Output every entry exactly as written, skipping any pictures.

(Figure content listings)
╔══

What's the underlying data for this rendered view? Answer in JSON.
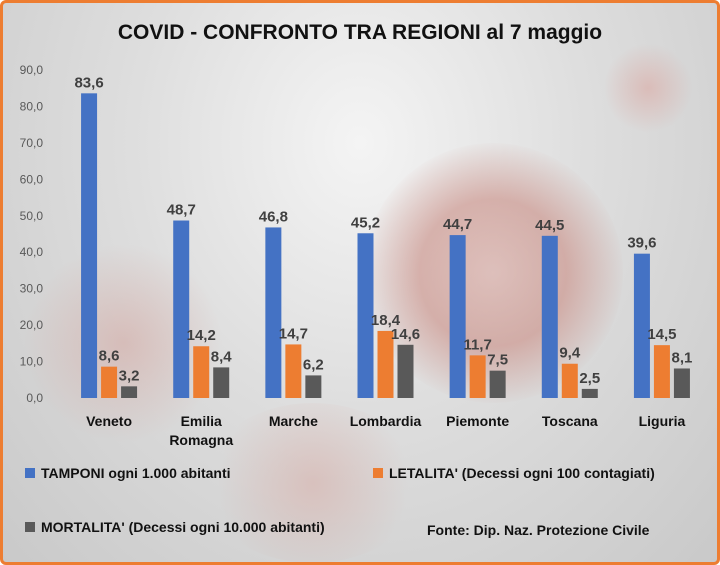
{
  "chart_data": {
    "type": "bar",
    "title": "COVID - CONFRONTO TRA REGIONI al 7 maggio",
    "categories": [
      [
        "Veneto"
      ],
      [
        "Emilia",
        "Romagna"
      ],
      [
        "Marche"
      ],
      [
        "Lombardia"
      ],
      [
        "Piemonte"
      ],
      [
        "Toscana"
      ],
      [
        "Liguria"
      ]
    ],
    "ylim": [
      0,
      90
    ],
    "yticks": [
      "0,0",
      "10,0",
      "20,0",
      "30,0",
      "40,0",
      "50,0",
      "60,0",
      "70,0",
      "80,0",
      "90,0"
    ],
    "grid": false,
    "legend_placement": "bottom",
    "series": [
      {
        "name": "TAMPONI ogni 1.000 abitanti",
        "color": "#4472c4",
        "values": [
          83.6,
          48.7,
          46.8,
          45.2,
          44.7,
          44.5,
          39.6
        ],
        "labels": [
          "83,6",
          "48,7",
          "46,8",
          "45,2",
          "44,7",
          "44,5",
          "39,6"
        ]
      },
      {
        "name": "LETALITA' (Decessi ogni 100 contagiati)",
        "color": "#ed7d31",
        "values": [
          8.6,
          14.2,
          14.7,
          18.4,
          11.7,
          9.4,
          14.5
        ],
        "labels": [
          "8,6",
          "14,2",
          "14,7",
          "18,4",
          "11,7",
          "9,4",
          "14,5"
        ]
      },
      {
        "name": "MORTALITA' (Decessi ogni 10.000 abitanti)",
        "color": "#595959",
        "values": [
          3.2,
          8.4,
          6.2,
          14.6,
          7.5,
          2.5,
          8.1
        ],
        "labels": [
          "3,2",
          "8,4",
          "6,2",
          "14,6",
          "7,5",
          "2,5",
          "8,1"
        ]
      }
    ],
    "source": "Fonte: Dip. Naz. Protezione Civile"
  }
}
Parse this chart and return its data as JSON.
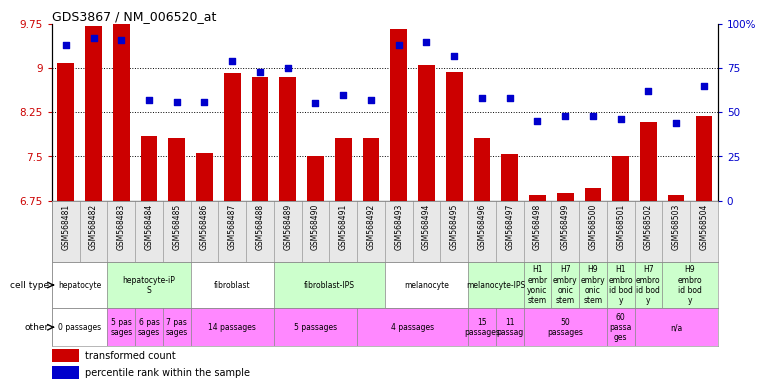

╚══

Full answer =
What's the underlying data for this rendered view? Answer in JSON.
{
  "chart_data": {
    "type": "bar",
    "title": "COVID - CONFRONTO TRA REGIONI al 7 maggio",
    "categories": [
      [
        "Veneto"
      ],
      [
        "Emilia",
        "Romagna"
      ],
      [
        "Marche"
      ],
      [
        "Lombardia"
      ],
      [
        "Piemonte"
      ],
      [
        "Toscana"
      ],
      [
        "Liguria"
      ]
    ],
    "ylim": [
      0,
      90
    ],
    "yticks": [
      "0,0",
      "10,0",
      "20,0",
      "30,0",
      "40,0",
      "50,0",
      "60,0",
      "70,0",
      "80,0",
      "90,0"
    ],
    "grid": false,
    "legend_placement": "bottom",
    "series": [
      {
        "name": "TAMPONI ogni 1.000 abitanti",
        "color": "#4472c4",
        "values": [
          83.6,
          48.7,
          46.8,
          45.2,
          44.7,
          44.5,
          39.6
        ],
        "labels": [
          "83,6",
          "48,7",
          "46,8",
          "45,2",
          "44,7",
          "44,5",
          "39,6"
        ]
      },
      {
        "name": "LETALITA' (Decessi ogni 100 contagiati)",
        "color": "#ed7d31",
        "values": [
          8.6,
          14.2,
          14.7,
          18.4,
          11.7,
          9.4,
          14.5
        ],
        "labels": [
          "8,6",
          "14,2",
          "14,7",
          "18,4",
          "11,7",
          "9,4",
          "14,5"
        ]
      },
      {
        "name": "MORTALITA' (Decessi ogni 10.000 abitanti)",
        "color": "#595959",
        "values": [
          3.2,
          8.4,
          6.2,
          14.6,
          7.5,
          2.5,
          8.1
        ],
        "labels": [
          "3,2",
          "8,4",
          "6,2",
          "14,6",
          "7,5",
          "2,5",
          "8,1"
        ]
      }
    ],
    "source": "Fonte: Dip. Naz. Protezione Civile"
  }
}
Parse this chart and return its data as JSON.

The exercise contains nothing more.